Entries follow. Set all of them down as they stand.

Stored entries
+ + + +

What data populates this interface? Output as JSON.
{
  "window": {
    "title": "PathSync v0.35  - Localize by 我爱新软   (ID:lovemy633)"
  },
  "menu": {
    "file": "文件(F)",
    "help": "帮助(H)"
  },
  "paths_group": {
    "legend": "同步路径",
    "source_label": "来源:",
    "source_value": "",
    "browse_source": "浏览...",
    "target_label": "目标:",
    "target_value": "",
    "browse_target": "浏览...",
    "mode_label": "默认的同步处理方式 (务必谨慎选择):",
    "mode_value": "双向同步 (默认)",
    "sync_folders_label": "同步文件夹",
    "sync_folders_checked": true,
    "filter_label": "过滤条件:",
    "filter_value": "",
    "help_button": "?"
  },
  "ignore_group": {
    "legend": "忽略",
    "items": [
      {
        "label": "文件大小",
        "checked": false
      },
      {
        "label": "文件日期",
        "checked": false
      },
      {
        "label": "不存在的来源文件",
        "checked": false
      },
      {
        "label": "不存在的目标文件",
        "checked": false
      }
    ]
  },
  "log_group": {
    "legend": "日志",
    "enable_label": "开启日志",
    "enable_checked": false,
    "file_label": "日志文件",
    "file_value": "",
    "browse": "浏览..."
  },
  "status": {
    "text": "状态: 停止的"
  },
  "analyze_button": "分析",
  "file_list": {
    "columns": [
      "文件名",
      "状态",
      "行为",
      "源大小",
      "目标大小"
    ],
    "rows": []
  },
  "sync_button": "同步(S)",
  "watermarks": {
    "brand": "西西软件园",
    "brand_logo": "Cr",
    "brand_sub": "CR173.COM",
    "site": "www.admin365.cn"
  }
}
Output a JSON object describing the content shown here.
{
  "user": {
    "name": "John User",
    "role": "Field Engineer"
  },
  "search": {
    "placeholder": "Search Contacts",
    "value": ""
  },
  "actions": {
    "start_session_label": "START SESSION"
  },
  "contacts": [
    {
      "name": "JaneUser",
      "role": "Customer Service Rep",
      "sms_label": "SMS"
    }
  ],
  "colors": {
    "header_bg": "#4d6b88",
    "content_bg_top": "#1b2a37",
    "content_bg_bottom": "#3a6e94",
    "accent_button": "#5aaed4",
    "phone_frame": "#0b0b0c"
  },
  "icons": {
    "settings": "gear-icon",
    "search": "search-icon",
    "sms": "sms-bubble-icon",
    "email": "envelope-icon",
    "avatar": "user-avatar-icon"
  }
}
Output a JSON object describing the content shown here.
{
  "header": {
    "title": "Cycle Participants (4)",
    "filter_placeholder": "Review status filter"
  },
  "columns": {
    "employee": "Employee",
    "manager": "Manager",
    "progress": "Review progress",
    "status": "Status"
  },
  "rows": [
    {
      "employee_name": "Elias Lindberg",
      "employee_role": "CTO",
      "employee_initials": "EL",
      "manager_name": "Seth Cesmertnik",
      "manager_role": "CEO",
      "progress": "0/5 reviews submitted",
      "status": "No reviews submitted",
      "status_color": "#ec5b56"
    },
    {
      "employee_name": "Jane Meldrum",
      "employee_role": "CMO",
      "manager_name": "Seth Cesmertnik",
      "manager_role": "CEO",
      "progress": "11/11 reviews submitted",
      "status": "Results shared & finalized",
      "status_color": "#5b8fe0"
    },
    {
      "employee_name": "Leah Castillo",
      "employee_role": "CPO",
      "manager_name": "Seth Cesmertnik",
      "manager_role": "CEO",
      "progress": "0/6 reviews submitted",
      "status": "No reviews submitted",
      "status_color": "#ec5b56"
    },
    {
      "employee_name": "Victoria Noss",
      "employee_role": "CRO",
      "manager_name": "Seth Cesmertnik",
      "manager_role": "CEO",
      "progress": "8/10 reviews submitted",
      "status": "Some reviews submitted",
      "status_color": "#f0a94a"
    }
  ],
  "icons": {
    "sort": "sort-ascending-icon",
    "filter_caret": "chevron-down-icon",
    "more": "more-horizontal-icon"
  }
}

+ + + +

* **Task solution**
What data populates this interface? Output as JSON.
{
  "window": {
    "title": "PathSync v0.35  - Localize by 我爱新软   (ID:lovemy633)"
  },
  "menu": {
    "file": "文件(F)",
    "help": "帮助(H)"
  },
  "paths_group": {
    "legend": "同步路径",
    "source_label": "来源:",
    "source_value": "",
    "browse_source": "浏览...",
    "target_label": "目标:",
    "target_value": "",
    "browse_target": "浏览...",
    "mode_label": "默认的同步处理方式 (务必谨慎选择):",
    "mode_value": "双向同步 (默认)",
    "sync_folders_label": "同步文件夹",
    "sync_folders_checked": true,
    "filter_label": "过滤条件:",
    "filter_value": "",
    "help_button": "?"
  },
  "ignore_group": {
    "legend": "忽略",
    "items": [
      {
        "label": "文件大小",
        "checked": false
      },
      {
        "label": "文件日期",
        "checked": false
      },
      {
        "label": "不存在的来源文件",
        "checked": false
      },
      {
        "label": "不存在的目标文件",
        "checked": false
      }
    ]
  },
  "log_group": {
    "legend": "日志",
    "enable_label": "开启日志",
    "enable_checked": false,
    "file_label": "日志文件",
    "file_value": "",
    "browse": "浏览..."
  },
  "status": {
    "text": "状态: 停止的"
  },
  "analyze_button": "分析",
  "file_list": {
    "columns": [
      "文件名",
      "状态",
      "行为",
      "源大小",
      "目标大小"
    ],
    "rows": []
  },
  "sync_button": "同步(S)",
  "watermarks": {
    "brand": "西西软件园",
    "brand_logo": "Cr",
    "brand_sub": "CR173.COM",
    "site": "www.admin365.cn"
  }
}
Output a JSON object describing the content shown here.
{
  "user": {
    "name": "John User",
    "role": "Field Engineer"
  },
  "search": {
    "placeholder": "Search Contacts",
    "value": ""
  },
  "actions": {
    "start_session_label": "START SESSION"
  },
  "contacts": [
    {
      "name": "JaneUser",
      "role": "Customer Service Rep",
      "sms_label": "SMS"
    }
  ],
  "colors": {
    "header_bg": "#4d6b88",
    "content_bg_top": "#1b2a37",
    "content_bg_bottom": "#3a6e94",
    "accent_button": "#5aaed4",
    "phone_frame": "#0b0b0c"
  },
  "icons": {
    "settings": "gear-icon",
    "search": "search-icon",
    "sms": "sms-bubble-icon",
    "email": "envelope-icon",
    "avatar": "user-avatar-icon"
  }
}
Output a JSON object describing the content shown here.
{
  "header": {
    "title": "Cycle Participants (4)",
    "filter_placeholder": "Review status filter"
  },
  "columns": {
    "employee": "Employee",
    "manager": "Manager",
    "progress": "Review progress",
    "status": "Status"
  },
  "rows": [
    {
      "employee_name": "Elias Lindberg",
      "employee_role": "CTO",
      "employee_initials": "EL",
      "manager_name": "Seth Cesmertnik",
      "manager_role": "CEO",
      "progress": "0/5 reviews submitted",
      "status": "No reviews submitted",
      "status_color": "#ec5b56"
    },
    {
      "employee_name": "Jane Meldrum",
      "employee_role": "CMO",
      "manager_name": "Seth Cesmertnik",
      "manager_role": "CEO",
      "progress": "11/11 reviews submitted",
      "status": "Results shared & finalized",
      "status_color": "#5b8fe0"
    },
    {
      "employee_name": "Leah Castillo",
      "employee_role": "CPO",
      "manager_name": "Seth Cesmertnik",
      "manager_role": "CEO",
      "progress": "0/6 reviews submitted",
      "status": "No reviews submitted",
      "status_color": "#ec5b56"
    },
    {
      "employee_name": "Victoria Noss",
      "employee_role": "CRO",
      "manager_name": "Seth Cesmertnik",
      "manager_role": "CEO",
      "progress": "8/10 reviews submitted",
      "status": "Some reviews submitted",
      "status_color": "#f0a94a"
    }
  ],
  "icons": {
    "sort": "sort-ascending-icon",
    "filter_caret": "chevron-down-icon",
    "more": "more-horizontal-icon"
  }
}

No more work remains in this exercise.